> Stored data:
_ _ _
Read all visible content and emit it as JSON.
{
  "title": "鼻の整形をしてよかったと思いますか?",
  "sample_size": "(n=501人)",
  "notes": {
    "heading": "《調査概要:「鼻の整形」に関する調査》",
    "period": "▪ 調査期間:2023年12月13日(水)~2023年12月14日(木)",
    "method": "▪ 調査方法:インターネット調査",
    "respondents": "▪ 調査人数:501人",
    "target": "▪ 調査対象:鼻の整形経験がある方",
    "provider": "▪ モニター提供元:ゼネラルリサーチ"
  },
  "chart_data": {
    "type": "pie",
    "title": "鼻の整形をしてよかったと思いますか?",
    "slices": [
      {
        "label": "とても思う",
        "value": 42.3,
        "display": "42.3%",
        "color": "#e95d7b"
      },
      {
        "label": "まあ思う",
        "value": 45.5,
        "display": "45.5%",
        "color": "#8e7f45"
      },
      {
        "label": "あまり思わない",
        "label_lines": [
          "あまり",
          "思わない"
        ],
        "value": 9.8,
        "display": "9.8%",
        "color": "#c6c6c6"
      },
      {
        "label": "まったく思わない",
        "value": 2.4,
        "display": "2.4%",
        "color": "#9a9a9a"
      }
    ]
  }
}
_ _ _
> What you should do:
Transcribe the data above in full, exactly.

> Reply to the exercise:
Read all visible content and emit it as JSON.
{
  "title": "鼻の整形をしてよかったと思いますか?",
  "sample_size": "(n=501人)",
  "notes": {
    "heading": "《調査概要:「鼻の整形」に関する調査》",
    "period": "▪ 調査期間:2023年12月13日(水)~2023年12月14日(木)",
    "method": "▪ 調査方法:インターネット調査",
    "respondents": "▪ 調査人数:501人",
    "target": "▪ 調査対象:鼻の整形経験がある方",
    "provider": "▪ モニター提供元:ゼネラルリサーチ"
  },
  "chart_data": {
    "type": "pie",
    "title": "鼻の整形をしてよかったと思いますか?",
    "slices": [
      {
        "label": "とても思う",
        "value": 42.3,
        "display": "42.3%",
        "color": "#e95d7b"
      },
      {
        "label": "まあ思う",
        "value": 45.5,
        "display": "45.5%",
        "color": "#8e7f45"
      },
      {
        "label": "あまり思わない",
        "label_lines": [
          "あまり",
          "思わない"
        ],
        "value": 9.8,
        "display": "9.8%",
        "color": "#c6c6c6"
      },
      {
        "label": "まったく思わない",
        "value": 2.4,
        "display": "2.4%",
        "color": "#9a9a9a"
      }
    ]
  }
}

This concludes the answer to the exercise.